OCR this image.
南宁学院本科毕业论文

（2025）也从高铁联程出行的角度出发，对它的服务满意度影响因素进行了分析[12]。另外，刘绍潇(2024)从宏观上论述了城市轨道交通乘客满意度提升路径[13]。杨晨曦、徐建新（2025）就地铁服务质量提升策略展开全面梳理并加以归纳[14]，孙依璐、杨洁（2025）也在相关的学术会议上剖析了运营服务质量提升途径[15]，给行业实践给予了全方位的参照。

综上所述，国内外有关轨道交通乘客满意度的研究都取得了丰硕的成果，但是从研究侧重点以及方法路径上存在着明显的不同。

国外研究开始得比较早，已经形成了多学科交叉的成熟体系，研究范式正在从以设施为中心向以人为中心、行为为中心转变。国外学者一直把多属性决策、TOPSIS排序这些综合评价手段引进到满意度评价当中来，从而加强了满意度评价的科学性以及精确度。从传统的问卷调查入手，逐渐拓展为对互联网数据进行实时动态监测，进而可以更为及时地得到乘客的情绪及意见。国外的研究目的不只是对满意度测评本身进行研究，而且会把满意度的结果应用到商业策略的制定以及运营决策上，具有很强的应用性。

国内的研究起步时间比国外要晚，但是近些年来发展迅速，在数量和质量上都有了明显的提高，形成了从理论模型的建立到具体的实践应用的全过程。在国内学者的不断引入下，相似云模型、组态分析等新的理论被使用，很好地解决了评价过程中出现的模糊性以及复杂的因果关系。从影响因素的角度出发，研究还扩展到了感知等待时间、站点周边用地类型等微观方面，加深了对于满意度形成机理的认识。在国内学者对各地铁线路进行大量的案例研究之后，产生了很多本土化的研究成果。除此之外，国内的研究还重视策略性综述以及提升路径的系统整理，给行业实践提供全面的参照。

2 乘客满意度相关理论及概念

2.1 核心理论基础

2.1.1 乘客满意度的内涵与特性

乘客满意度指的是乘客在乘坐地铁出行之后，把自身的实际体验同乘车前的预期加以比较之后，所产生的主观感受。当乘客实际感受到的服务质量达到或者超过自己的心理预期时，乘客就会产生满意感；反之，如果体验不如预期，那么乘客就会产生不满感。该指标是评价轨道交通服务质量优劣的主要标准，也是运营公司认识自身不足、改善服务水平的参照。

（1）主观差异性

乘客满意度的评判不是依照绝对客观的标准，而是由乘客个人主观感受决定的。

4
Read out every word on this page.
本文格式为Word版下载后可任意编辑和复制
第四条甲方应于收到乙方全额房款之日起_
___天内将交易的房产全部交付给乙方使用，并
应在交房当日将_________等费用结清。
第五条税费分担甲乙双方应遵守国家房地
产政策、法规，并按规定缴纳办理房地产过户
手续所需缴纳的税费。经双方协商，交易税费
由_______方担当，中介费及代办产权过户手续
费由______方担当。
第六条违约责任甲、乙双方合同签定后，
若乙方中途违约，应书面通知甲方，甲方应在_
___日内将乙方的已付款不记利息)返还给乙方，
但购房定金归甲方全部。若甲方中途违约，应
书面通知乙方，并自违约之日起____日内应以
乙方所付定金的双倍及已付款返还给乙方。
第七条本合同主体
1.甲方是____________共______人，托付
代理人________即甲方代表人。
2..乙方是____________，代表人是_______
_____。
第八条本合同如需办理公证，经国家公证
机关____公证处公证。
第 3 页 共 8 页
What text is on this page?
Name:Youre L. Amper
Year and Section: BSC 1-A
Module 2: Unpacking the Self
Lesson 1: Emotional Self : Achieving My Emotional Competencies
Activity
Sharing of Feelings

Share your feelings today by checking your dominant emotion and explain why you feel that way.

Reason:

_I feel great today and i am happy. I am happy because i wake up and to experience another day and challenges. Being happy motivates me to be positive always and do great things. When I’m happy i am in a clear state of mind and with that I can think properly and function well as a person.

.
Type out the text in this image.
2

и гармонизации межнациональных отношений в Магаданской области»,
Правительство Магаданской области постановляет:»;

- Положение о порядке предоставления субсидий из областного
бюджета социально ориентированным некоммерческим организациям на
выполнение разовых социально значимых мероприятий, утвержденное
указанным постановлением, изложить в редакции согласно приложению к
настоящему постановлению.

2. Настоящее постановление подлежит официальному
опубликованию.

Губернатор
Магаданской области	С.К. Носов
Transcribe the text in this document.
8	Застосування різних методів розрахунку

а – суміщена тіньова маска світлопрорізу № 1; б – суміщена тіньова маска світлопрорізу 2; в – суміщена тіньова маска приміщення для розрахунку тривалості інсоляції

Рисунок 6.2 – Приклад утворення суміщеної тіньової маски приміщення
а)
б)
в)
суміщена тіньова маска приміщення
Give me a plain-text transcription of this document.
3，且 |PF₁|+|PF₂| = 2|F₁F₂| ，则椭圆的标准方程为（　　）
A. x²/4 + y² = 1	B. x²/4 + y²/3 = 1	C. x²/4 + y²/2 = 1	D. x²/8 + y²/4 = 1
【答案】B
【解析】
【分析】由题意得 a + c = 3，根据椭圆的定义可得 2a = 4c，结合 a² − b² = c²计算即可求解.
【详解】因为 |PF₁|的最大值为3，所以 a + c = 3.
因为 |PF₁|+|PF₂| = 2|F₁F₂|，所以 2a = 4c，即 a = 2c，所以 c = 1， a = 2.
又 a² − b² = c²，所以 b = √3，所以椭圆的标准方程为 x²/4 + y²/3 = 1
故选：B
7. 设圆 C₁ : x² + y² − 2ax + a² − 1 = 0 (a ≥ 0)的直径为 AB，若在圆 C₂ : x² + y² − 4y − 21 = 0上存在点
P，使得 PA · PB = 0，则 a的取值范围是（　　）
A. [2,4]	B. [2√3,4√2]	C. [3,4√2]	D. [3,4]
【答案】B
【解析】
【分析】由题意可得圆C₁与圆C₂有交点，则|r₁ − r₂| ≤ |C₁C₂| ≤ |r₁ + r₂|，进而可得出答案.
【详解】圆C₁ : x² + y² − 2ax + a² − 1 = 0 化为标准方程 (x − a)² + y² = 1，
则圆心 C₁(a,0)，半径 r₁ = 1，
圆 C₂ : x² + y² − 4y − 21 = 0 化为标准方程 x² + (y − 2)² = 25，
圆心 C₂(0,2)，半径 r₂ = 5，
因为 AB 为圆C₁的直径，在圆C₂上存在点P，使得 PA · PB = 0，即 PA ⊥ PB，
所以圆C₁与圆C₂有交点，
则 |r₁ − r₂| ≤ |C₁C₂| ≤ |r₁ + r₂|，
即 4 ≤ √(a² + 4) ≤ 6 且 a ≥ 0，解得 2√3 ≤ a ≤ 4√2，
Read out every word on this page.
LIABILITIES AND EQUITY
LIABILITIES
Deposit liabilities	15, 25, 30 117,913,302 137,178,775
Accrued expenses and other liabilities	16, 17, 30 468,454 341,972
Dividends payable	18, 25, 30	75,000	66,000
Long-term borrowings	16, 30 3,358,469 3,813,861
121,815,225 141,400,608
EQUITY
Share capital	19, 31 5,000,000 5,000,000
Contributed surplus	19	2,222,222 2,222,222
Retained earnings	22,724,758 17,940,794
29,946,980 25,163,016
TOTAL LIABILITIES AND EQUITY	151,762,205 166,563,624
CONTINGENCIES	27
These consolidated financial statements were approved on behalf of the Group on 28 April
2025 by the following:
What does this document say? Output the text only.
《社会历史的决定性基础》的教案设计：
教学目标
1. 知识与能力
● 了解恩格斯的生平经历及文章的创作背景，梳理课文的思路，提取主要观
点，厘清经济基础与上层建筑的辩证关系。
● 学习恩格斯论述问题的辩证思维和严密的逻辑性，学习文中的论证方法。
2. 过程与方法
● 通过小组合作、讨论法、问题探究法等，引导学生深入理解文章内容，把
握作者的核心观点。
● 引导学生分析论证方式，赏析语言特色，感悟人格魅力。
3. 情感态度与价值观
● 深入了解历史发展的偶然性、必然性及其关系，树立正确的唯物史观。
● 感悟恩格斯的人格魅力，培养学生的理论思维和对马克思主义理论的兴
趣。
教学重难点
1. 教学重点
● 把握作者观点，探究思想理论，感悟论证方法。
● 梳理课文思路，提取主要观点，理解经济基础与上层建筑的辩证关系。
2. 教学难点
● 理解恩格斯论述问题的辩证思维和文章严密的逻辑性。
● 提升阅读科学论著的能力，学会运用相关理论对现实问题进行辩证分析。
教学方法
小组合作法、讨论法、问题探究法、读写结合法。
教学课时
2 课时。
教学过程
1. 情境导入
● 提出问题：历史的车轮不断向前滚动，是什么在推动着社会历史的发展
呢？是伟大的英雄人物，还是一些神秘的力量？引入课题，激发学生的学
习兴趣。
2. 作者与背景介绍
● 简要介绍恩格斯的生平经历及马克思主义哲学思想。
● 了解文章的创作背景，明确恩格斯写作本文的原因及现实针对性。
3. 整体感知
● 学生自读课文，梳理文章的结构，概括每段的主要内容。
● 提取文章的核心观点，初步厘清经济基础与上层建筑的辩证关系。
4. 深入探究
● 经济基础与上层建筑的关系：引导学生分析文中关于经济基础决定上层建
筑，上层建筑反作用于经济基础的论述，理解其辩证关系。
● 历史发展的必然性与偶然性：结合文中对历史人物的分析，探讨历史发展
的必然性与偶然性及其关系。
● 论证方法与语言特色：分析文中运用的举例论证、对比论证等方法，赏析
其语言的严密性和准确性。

____________________

* Short problem
Go through the records and pull out each line that includes the word "text".

* Written solution
What text is on this page?
Type out the text in this image.
Transcribe the text in this document.
Give me a plain-text transcription of this document.
What does this document say? Output the text only.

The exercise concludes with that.